## Task directions
Pictures are not part of the copy; repeat everything else in the records exactly.

## Dataset rows
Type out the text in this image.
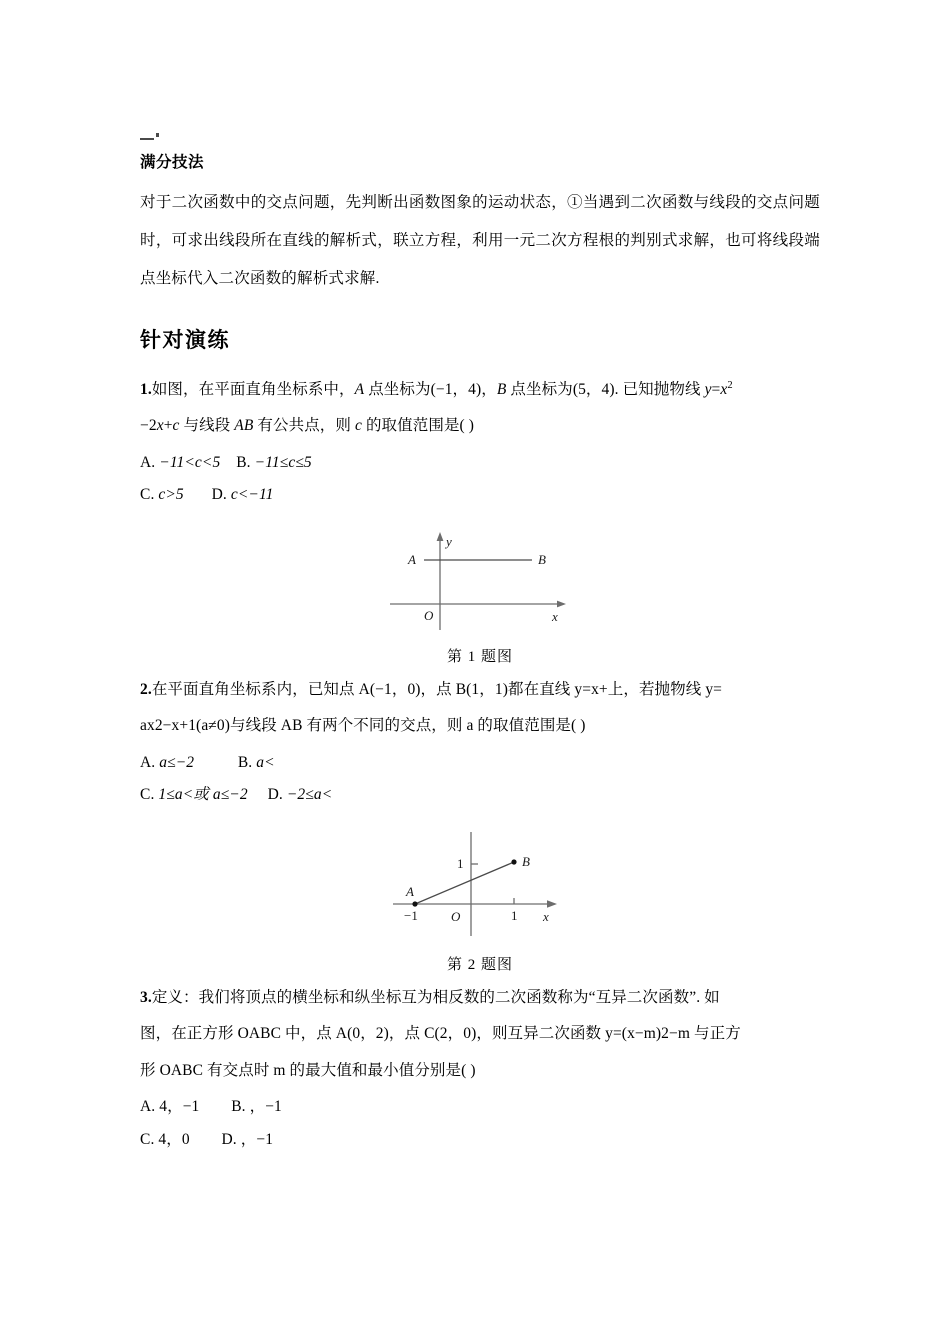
满分技法
对于二次函数中的交点问题，先判断出函数图象的运动状态，①当遇到二次函数与线段的交点问题时，可求出线段所在直线的解析式，联立方程，利用一元二次方程根的判别式求解，也可将线段端点坐标代入二次函数的解析式求解.
针对演练
1.如图，在平面直角坐标系中，A 点坐标为(−1，4)，B 点坐标为(5，4). 已知抛物线 $y=x^2$
−2x+c 与线段 AB 有公共点，则 c 的取值范围是( )
A. −11<c<5 B. −11≤c≤5
C. c>5 D. c<−11
A	B
O	x
y
第 1 题图
2.在平面直角坐标系内，已知点 A(−1，0)，点 B(1，1)都在直线 y=x+上，若抛物线 y=
ax2−x+1(a≠0)与线段 AB 有两个不同的交点，则 a 的取值范围是( )
A. a≤−2	B. a<
C. 1≤a<或 a≤−2 D. −2≤a<
A
B
−1	1
1
O	x
第 2 题图
3.定义：我们将顶点的横坐标和纵坐标互为相反数的二次函数称为“互异二次函数”. 如
图，在正方形 OABC 中，点 A(0，2)，点 C(2，0)，则互异二次函数 y=(x−m)2−m 与正方
形 OABC 有交点时 m 的最大值和最小值分别是( )
A. 4，−1 B. ，−1
C. 4，0 D. ，−1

## Correct result
Type out the text in this image.
满分技法
对于二次函数中的交点问题，先判断出函数图象的运动状态，①当遇到二次函数与线段的交点问题时，可求出线段所在直线的解析式，联立方程，利用一元二次方程根的判别式求解，也可将线段端点坐标代入二次函数的解析式求解.
针对演练
1.如图，在平面直角坐标系中，A 点坐标为(−1，4)，B 点坐标为(5，4). 已知抛物线 $y=x^2$
−2x+c 与线段 AB 有公共点，则 c 的取值范围是( )
A. −11<c<5 B. −11≤c≤5
C. c>5 D. c<−11
A	B
O	x
y
第 1 题图
2.在平面直角坐标系内，已知点 A(−1，0)，点 B(1，1)都在直线 y=x+上，若抛物线 y=
ax2−x+1(a≠0)与线段 AB 有两个不同的交点，则 a 的取值范围是( )
A. a≤−2	B. a<
C. 1≤a<或 a≤−2 D. −2≤a<
A
B
−1	1
1
O	x
第 2 题图
3.定义：我们将顶点的横坐标和纵坐标互为相反数的二次函数称为“互异二次函数”. 如
图，在正方形 OABC 中，点 A(0，2)，点 C(2，0)，则互异二次函数 y=(x−m)2−m 与正方
形 OABC 有交点时 m 的最大值和最小值分别是( )
A. 4，−1 B. ，−1
C. 4，0 D. ，−1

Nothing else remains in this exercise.